> **Stated task**: Filter out everything except lines holding "progreso".

> **Records to process**:
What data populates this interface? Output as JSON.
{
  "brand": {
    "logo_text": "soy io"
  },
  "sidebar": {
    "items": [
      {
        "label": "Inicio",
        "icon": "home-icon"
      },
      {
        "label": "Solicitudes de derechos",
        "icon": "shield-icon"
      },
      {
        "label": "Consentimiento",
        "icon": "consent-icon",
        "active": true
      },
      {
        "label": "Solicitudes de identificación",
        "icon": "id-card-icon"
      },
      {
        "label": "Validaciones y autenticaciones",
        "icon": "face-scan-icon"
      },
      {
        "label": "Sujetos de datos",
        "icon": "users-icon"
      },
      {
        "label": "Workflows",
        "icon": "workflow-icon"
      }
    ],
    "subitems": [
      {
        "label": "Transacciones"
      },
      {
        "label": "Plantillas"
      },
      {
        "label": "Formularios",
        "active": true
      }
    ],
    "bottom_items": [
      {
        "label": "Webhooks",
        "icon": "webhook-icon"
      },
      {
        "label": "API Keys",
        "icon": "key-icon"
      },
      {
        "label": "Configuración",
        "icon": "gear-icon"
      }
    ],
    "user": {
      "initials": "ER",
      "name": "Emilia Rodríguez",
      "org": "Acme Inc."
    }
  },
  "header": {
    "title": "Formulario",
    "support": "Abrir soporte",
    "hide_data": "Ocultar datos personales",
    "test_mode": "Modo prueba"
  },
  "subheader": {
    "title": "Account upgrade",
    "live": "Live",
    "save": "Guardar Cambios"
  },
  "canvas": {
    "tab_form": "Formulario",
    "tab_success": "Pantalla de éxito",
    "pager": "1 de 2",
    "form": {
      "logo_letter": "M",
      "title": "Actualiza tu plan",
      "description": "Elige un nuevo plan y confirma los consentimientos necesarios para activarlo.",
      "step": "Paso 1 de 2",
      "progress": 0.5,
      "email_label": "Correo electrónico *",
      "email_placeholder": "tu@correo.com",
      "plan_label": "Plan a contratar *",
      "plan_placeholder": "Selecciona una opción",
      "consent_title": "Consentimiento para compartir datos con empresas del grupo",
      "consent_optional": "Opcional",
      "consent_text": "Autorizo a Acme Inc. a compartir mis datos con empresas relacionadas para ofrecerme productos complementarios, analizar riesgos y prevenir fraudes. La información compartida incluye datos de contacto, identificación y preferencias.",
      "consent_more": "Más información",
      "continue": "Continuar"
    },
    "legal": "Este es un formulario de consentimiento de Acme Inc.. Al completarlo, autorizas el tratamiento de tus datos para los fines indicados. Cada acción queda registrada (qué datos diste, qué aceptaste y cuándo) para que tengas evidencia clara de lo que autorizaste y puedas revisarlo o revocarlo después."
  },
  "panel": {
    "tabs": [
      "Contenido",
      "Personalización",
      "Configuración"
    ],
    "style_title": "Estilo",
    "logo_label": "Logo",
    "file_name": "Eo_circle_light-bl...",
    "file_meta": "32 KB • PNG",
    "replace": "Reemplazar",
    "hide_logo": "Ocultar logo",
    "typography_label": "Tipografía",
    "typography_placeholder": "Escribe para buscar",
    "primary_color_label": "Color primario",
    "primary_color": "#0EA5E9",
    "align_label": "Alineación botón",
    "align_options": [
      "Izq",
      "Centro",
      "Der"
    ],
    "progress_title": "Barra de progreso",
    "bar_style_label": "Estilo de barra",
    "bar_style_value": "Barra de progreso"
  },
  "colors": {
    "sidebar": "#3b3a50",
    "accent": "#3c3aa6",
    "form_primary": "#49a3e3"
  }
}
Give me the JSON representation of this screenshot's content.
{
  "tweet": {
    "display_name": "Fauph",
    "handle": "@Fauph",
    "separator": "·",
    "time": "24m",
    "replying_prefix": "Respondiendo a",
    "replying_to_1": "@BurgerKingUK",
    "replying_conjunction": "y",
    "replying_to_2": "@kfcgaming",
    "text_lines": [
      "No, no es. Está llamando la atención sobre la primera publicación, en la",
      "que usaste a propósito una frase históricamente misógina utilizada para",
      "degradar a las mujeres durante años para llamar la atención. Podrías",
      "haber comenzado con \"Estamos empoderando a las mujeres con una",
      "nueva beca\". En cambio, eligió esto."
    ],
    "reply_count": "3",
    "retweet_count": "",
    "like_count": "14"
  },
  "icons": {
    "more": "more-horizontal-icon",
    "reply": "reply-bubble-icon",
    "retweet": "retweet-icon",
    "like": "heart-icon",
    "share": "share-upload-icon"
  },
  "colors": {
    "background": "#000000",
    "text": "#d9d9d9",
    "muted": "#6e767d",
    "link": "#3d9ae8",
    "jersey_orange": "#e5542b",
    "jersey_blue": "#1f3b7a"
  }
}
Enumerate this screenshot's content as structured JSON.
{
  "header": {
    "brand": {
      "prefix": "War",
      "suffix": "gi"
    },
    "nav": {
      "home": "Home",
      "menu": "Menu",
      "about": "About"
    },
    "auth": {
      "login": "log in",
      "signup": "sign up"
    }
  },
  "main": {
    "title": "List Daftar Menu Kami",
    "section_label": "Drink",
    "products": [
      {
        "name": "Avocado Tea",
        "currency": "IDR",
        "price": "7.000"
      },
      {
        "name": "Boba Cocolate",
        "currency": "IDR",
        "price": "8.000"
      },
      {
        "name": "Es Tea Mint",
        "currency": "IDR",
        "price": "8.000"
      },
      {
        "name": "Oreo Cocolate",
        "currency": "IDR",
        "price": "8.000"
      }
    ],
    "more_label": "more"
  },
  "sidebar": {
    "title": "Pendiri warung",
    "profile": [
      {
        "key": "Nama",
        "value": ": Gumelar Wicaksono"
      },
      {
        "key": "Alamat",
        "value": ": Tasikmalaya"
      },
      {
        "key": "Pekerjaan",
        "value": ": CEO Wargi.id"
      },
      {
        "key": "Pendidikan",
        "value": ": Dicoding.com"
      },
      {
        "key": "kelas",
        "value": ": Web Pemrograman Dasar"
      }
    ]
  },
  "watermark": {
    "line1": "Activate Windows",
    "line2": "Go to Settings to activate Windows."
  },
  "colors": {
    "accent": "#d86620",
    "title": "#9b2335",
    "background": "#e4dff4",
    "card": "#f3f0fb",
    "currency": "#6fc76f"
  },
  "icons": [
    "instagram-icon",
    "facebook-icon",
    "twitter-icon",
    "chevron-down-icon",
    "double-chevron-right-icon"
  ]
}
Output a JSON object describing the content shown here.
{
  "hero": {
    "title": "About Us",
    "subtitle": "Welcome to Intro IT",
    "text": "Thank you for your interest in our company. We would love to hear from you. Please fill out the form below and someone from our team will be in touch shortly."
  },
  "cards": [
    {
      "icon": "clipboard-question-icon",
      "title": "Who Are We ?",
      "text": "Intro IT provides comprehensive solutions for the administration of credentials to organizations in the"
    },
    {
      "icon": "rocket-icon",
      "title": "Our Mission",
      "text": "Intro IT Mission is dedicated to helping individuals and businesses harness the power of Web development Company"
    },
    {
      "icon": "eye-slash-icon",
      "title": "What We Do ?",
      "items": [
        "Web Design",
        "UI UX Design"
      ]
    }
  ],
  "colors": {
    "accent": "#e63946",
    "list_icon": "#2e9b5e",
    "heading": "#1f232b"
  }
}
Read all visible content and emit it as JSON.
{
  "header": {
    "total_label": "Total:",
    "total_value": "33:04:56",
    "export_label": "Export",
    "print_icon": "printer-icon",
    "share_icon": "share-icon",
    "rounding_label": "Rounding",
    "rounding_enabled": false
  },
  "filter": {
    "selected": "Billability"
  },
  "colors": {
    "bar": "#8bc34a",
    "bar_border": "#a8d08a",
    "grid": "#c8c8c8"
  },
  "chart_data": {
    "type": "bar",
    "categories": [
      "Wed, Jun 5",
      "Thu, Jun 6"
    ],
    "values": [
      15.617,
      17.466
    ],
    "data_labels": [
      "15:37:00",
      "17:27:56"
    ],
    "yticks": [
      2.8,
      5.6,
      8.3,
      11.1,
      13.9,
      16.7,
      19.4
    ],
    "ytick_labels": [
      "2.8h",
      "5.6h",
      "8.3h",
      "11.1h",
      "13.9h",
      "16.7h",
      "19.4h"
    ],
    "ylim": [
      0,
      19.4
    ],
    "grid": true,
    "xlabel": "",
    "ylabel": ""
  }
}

> **Finished task**:
    "progress_title": "Barra de progreso",
    "bar_style_value": "Barra de progreso"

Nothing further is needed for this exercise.